> _Problem to solve_
Output every entry exactly as written, skipping any pictures.

···

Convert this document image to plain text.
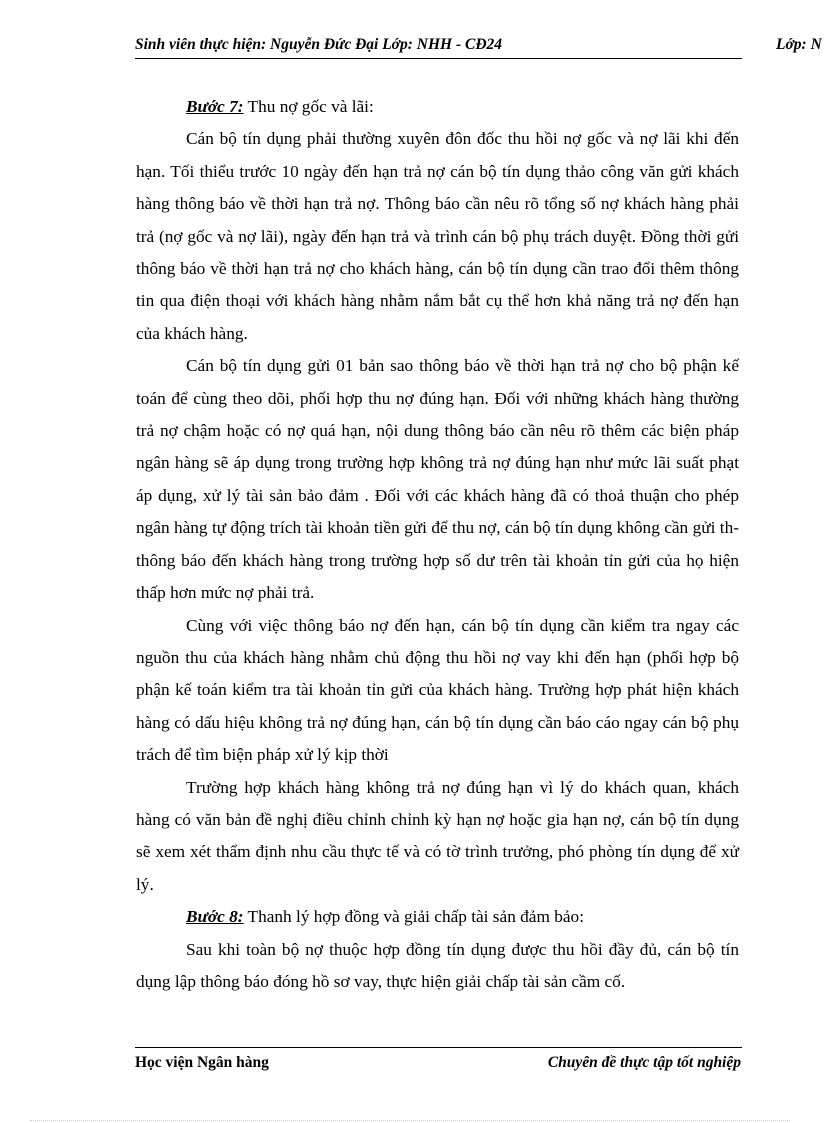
Sinh viên thực hiện: Nguyễn Đức Đại Lớp: NHH - CĐ24	Lớp: N

Bước 7: Thu nợ gốc và lãi:

Cán bộ tín dụng phải thường xuyên đôn đốc thu hồi nợ gốc và nợ lãi khi đến hạn. Tối thiểu trước 10 ngày đến hạn trả nợ cán bộ tín dụng thảo công văn gửi khách hàng thông báo về thời hạn trả nợ. Thông báo cần nêu rõ tổng số nợ khách hàng phải trả (nợ gốc và nợ lãi), ngày đến hạn trả và trình cán bộ phụ trách duyệt. Đồng thời gửi thông báo về thời hạn trả nợ cho khách hàng, cán bộ tín dụng cần trao đổi thêm thông tin qua điện thoại với khách hàng nhằm nắm bắt cụ thể hơn khả năng trả nợ đến hạn của khách hàng.

Cán bộ tín dụng gửi 01 bản sao thông báo về thời hạn trả nợ cho bộ phận kế toán để cùng theo dõi, phối hợp thu nợ đúng hạn. Đối với những khách hàng thường trả nợ chậm hoặc có nợ quá hạn, nội dung thông báo cần nêu rõ thêm các biện pháp ngân hàng sẽ áp dụng trong trường hợp không trả nợ đúng hạn như mức lãi suất phạt áp dụng, xử lý tài sản bảo đảm . Đối với các khách hàng đã có thoả thuận cho phép ngân hàng tự động trích tài khoản tiền gửi để thu nợ, cán bộ tín dụng không cần gửi th- thông báo đến khách hàng trong trường hợp số dư trên tài khoản tỉn gửi của họ hiện thấp hơn mức nợ phải trả.

Cùng với việc thông báo nợ đến hạn, cán bộ tín dụng cần kiểm tra ngay các nguồn thu của khách hàng nhằm chủ động thu hồi nợ vay khi đến hạn (phối hợp bộ phận kế toán kiểm tra tài khoản tỉn gửi của khách hàng. Trường hợp phát hiện khách hàng có dấu hiệu không trả nợ đúng hạn, cán bộ tín dụng cần báo cáo ngay cán bộ phụ trách để tìm biện pháp xử lý kịp thời

Trường hợp khách hàng không trả nợ đúng hạn vì lý do khách quan, khách hàng có văn bản đề nghị điều chỉnh chỉnh kỳ hạn nợ hoặc gia hạn nợ, cán bộ tín dụng sẽ xem xét thẩm định nhu cầu thực tế và có tờ trình trưởng, phó phòng tín dụng để xử lý.

Bước 8: Thanh lý hợp đồng và giải chấp tài sản đảm bảo:

Sau khi toàn bộ nợ thuộc hợp đồng tín dụng được thu hồi đầy đủ, cán bộ tín dụng lập thông báo đóng hồ sơ vay, thực hiện giải chấp tài sản cầm cố.

Học viện Ngân hàng	Chuyên đề thực tập tốt nghiệp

···

> _Solved exercise_
Convert this document image to plain text.
Sinh viên thực hiện: Nguyễn Đức Đại Lớp: NHH - CĐ24	Lớp: N

Bước 7: Thu nợ gốc và lãi:

Cán bộ tín dụng phải thường xuyên đôn đốc thu hồi nợ gốc và nợ lãi khi đến hạn. Tối thiểu trước 10 ngày đến hạn trả nợ cán bộ tín dụng thảo công văn gửi khách hàng thông báo về thời hạn trả nợ. Thông báo cần nêu rõ tổng số nợ khách hàng phải trả (nợ gốc và nợ lãi), ngày đến hạn trả và trình cán bộ phụ trách duyệt. Đồng thời gửi thông báo về thời hạn trả nợ cho khách hàng, cán bộ tín dụng cần trao đổi thêm thông tin qua điện thoại với khách hàng nhằm nắm bắt cụ thể hơn khả năng trả nợ đến hạn của khách hàng.

Cán bộ tín dụng gửi 01 bản sao thông báo về thời hạn trả nợ cho bộ phận kế toán để cùng theo dõi, phối hợp thu nợ đúng hạn. Đối với những khách hàng thường trả nợ chậm hoặc có nợ quá hạn, nội dung thông báo cần nêu rõ thêm các biện pháp ngân hàng sẽ áp dụng trong trường hợp không trả nợ đúng hạn như mức lãi suất phạt áp dụng, xử lý tài sản bảo đảm . Đối với các khách hàng đã có thoả thuận cho phép ngân hàng tự động trích tài khoản tiền gửi để thu nợ, cán bộ tín dụng không cần gửi th- thông báo đến khách hàng trong trường hợp số dư trên tài khoản tỉn gửi của họ hiện thấp hơn mức nợ phải trả.

Cùng với việc thông báo nợ đến hạn, cán bộ tín dụng cần kiểm tra ngay các nguồn thu của khách hàng nhằm chủ động thu hồi nợ vay khi đến hạn (phối hợp bộ phận kế toán kiểm tra tài khoản tỉn gửi của khách hàng. Trường hợp phát hiện khách hàng có dấu hiệu không trả nợ đúng hạn, cán bộ tín dụng cần báo cáo ngay cán bộ phụ trách để tìm biện pháp xử lý kịp thời

Trường hợp khách hàng không trả nợ đúng hạn vì lý do khách quan, khách hàng có văn bản đề nghị điều chỉnh chỉnh kỳ hạn nợ hoặc gia hạn nợ, cán bộ tín dụng sẽ xem xét thẩm định nhu cầu thực tế và có tờ trình trưởng, phó phòng tín dụng để xử lý.

Bước 8: Thanh lý hợp đồng và giải chấp tài sản đảm bảo:

Sau khi toàn bộ nợ thuộc hợp đồng tín dụng được thu hồi đầy đủ, cán bộ tín dụng lập thông báo đóng hồ sơ vay, thực hiện giải chấp tài sản cầm cố.

Học viện Ngân hàng	Chuyên đề thực tập tốt nghiệp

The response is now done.